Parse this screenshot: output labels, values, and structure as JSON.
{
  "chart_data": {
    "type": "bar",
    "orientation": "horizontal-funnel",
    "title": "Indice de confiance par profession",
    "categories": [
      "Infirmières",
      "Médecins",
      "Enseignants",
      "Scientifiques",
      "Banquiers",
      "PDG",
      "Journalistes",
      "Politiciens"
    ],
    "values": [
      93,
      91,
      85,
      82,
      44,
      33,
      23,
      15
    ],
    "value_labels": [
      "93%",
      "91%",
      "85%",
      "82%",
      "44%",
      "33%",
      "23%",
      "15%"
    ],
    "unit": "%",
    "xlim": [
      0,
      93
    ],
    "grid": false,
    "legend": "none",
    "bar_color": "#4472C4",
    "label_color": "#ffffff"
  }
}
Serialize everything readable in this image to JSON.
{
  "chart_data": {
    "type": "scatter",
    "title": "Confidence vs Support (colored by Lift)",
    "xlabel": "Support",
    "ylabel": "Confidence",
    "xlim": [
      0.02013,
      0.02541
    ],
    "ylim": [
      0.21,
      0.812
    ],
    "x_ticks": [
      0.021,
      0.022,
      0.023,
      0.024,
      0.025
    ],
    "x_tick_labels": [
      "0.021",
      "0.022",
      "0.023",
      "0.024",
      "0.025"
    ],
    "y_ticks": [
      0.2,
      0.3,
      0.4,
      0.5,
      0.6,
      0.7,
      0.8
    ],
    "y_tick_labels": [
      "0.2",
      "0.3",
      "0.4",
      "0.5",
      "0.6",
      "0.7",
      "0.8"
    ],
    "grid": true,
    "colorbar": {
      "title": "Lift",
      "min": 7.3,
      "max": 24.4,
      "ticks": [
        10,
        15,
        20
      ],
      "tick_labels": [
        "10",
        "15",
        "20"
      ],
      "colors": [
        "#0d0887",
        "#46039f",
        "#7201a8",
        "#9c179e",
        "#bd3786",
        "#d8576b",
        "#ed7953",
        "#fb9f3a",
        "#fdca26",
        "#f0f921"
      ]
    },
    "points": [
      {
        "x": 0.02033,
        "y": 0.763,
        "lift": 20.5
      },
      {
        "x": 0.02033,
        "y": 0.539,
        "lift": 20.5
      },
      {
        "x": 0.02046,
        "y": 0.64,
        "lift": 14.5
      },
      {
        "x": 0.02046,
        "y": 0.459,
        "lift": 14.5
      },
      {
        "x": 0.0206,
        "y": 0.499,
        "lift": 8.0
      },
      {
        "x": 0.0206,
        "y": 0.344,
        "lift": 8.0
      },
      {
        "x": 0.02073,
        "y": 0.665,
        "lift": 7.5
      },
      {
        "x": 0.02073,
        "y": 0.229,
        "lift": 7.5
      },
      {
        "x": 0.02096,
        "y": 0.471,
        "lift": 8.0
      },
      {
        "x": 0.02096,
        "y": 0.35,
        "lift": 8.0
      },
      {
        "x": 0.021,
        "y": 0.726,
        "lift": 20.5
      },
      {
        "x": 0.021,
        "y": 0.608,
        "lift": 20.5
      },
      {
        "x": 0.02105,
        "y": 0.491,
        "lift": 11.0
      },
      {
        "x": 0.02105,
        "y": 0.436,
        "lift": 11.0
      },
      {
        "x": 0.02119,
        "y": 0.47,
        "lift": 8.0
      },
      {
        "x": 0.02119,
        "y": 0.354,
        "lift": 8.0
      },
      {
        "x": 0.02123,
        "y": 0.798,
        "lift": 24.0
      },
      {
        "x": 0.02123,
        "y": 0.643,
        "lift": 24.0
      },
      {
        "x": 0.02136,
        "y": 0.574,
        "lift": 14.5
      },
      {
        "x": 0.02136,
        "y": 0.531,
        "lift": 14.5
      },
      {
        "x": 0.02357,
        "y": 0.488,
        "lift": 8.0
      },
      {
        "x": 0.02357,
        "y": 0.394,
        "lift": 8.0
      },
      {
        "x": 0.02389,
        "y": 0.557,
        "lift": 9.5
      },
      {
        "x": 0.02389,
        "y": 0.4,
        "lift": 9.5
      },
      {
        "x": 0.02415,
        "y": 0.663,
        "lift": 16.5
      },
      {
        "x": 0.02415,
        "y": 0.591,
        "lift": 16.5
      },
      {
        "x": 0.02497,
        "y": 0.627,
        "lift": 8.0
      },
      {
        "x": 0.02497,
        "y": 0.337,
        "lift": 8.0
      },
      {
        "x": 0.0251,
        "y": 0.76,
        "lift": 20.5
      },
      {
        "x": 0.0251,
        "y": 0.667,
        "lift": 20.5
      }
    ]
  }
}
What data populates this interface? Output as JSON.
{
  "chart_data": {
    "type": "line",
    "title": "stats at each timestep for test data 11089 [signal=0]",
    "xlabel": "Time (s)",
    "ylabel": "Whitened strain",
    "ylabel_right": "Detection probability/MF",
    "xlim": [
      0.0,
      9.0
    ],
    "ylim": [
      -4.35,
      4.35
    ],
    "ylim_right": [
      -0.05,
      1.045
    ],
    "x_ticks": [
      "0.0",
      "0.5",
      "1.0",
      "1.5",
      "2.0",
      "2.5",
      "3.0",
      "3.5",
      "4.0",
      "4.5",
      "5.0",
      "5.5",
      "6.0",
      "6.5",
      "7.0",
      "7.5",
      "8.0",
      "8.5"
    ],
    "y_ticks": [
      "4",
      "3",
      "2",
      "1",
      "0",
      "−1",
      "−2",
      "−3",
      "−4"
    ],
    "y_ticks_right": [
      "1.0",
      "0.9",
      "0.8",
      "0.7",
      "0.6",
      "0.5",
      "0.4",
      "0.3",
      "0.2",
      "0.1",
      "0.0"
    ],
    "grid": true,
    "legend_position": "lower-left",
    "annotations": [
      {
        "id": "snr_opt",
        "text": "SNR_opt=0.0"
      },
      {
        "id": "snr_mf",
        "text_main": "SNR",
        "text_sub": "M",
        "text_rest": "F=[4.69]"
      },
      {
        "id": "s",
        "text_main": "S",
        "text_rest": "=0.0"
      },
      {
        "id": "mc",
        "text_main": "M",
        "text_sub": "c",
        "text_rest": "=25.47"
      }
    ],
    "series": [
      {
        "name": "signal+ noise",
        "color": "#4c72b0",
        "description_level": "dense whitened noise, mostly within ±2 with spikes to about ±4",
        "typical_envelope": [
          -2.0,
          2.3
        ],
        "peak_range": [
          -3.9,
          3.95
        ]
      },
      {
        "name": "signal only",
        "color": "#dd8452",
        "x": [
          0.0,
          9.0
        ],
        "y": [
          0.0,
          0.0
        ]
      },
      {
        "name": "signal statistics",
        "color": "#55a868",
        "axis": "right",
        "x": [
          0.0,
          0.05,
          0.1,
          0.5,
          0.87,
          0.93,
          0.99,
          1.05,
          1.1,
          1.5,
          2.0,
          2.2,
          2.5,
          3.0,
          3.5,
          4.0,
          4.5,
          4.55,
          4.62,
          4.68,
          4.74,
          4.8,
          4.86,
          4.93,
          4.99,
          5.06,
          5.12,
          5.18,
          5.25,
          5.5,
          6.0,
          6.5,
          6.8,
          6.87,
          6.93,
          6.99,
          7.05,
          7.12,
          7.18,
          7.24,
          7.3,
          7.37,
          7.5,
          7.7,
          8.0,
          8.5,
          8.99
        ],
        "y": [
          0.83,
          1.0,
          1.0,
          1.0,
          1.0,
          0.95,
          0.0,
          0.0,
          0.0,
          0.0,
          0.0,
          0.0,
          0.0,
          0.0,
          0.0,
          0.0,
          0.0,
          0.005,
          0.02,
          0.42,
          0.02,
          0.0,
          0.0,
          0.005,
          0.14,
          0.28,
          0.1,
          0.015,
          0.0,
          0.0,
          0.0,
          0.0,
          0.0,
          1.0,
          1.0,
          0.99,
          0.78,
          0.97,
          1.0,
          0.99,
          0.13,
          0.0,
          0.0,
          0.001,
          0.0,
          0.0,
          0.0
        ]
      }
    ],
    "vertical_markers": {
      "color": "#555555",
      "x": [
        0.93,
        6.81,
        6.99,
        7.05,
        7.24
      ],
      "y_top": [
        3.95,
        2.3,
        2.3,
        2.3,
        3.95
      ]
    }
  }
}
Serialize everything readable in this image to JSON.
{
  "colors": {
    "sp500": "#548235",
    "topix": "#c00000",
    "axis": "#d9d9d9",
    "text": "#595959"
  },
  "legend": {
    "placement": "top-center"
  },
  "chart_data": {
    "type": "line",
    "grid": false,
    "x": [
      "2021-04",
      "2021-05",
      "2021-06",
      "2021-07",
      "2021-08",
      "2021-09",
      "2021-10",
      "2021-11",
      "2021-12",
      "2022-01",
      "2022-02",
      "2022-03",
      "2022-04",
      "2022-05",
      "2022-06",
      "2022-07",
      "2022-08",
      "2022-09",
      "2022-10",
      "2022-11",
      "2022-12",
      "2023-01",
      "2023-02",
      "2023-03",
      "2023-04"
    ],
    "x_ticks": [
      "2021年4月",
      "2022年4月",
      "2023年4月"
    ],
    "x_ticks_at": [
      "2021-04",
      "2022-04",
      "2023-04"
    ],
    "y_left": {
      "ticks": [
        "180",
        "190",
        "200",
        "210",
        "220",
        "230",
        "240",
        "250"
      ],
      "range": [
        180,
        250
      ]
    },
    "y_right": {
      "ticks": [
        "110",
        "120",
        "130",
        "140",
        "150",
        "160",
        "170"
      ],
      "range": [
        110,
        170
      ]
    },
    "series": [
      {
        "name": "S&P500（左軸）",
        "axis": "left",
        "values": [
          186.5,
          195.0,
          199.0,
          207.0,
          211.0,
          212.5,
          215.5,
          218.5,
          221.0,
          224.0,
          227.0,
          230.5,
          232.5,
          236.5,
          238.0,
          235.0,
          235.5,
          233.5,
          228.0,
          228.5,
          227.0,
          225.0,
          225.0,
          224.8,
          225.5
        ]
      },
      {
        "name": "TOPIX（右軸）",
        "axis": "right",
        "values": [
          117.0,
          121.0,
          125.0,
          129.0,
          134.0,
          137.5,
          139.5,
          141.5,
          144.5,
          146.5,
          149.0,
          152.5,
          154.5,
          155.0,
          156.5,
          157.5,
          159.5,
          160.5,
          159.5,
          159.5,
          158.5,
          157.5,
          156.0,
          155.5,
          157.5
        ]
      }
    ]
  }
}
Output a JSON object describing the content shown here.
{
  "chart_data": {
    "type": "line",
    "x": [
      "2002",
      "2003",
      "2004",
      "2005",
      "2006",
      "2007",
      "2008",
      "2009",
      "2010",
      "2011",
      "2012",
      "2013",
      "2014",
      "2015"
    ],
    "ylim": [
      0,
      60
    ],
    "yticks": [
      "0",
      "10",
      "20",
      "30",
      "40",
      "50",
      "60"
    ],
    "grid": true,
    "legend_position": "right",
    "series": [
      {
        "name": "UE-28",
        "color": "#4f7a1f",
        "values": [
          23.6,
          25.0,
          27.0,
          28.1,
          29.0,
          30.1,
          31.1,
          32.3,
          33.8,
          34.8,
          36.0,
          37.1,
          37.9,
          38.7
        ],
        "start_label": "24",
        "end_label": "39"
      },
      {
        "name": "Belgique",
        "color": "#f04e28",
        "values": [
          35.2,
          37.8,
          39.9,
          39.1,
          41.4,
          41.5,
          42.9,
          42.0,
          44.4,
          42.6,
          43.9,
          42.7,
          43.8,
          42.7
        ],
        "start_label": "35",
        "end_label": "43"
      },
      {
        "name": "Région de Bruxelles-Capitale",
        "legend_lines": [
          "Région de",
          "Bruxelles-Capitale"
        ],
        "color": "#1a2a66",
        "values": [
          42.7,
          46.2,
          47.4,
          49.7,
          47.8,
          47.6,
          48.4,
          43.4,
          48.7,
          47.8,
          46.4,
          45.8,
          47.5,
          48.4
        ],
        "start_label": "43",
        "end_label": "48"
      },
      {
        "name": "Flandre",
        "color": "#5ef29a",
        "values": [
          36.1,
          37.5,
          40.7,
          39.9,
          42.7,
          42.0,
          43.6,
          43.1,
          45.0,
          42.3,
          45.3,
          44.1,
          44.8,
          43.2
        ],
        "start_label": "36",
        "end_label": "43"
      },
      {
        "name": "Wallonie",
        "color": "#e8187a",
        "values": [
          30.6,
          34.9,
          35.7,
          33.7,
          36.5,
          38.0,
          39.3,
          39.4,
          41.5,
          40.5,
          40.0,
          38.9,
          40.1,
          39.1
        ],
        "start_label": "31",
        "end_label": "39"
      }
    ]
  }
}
☆ ☆ ☆
Search the entries for "title" and copy out each line that has it.

    "title": "Indice de confiance par profession",
    "title": "Confidence vs Support (colored by Lift)",
      "title": "Lift",
    "title": "stats at each timestep for test data 11089 [signal=0]",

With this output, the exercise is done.